■ WRITTEN EXERCISE
Copy out the listing in full, exactly as written, but not its pictures.

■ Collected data
## start
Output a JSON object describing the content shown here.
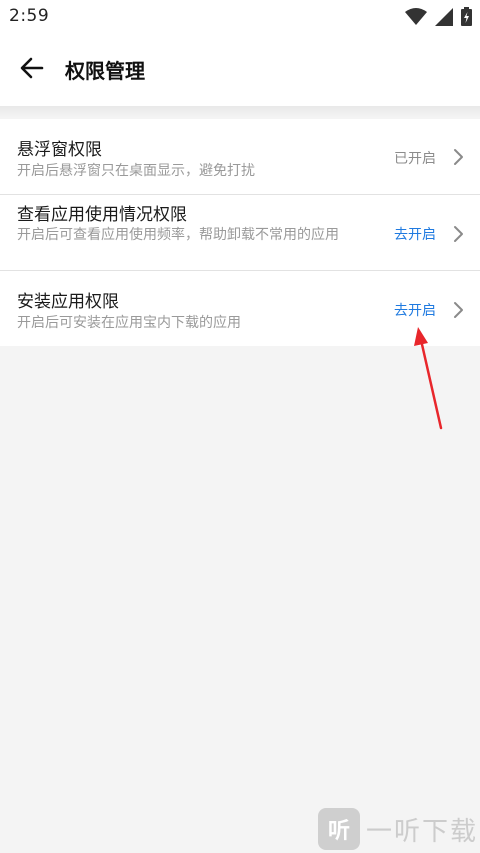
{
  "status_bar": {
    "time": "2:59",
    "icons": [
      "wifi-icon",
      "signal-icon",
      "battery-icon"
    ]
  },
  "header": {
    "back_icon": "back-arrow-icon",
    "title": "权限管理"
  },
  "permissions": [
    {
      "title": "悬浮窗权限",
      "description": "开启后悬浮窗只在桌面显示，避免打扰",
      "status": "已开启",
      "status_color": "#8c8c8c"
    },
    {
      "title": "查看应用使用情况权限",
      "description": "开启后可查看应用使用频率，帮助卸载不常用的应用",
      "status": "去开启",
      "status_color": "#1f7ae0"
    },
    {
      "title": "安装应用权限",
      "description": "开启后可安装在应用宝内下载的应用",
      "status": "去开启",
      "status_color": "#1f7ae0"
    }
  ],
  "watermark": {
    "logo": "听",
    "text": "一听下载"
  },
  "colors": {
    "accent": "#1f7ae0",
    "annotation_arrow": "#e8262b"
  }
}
## end
■ RESULT OF THE TASK
Output a JSON object describing the content shown here.
{
  "status_bar": {
    "time": "2:59",
    "icons": [
      "wifi-icon",
      "signal-icon",
      "battery-icon"
    ]
  },
  "header": {
    "back_icon": "back-arrow-icon",
    "title": "权限管理"
  },
  "permissions": [
    {
      "title": "悬浮窗权限",
      "description": "开启后悬浮窗只在桌面显示，避免打扰",
      "status": "已开启",
      "status_color": "#8c8c8c"
    },
    {
      "title": "查看应用使用情况权限",
      "description": "开启后可查看应用使用频率，帮助卸载不常用的应用",
      "status": "去开启",
      "status_color": "#1f7ae0"
    },
    {
      "title": "安装应用权限",
      "description": "开启后可安装在应用宝内下载的应用",
      "status": "去开启",
      "status_color": "#1f7ae0"
    }
  ],
  "watermark": {
    "logo": "听",
    "text": "一听下载"
  },
  "colors": {
    "accent": "#1f7ae0",
    "annotation_arrow": "#e8262b"
  }
}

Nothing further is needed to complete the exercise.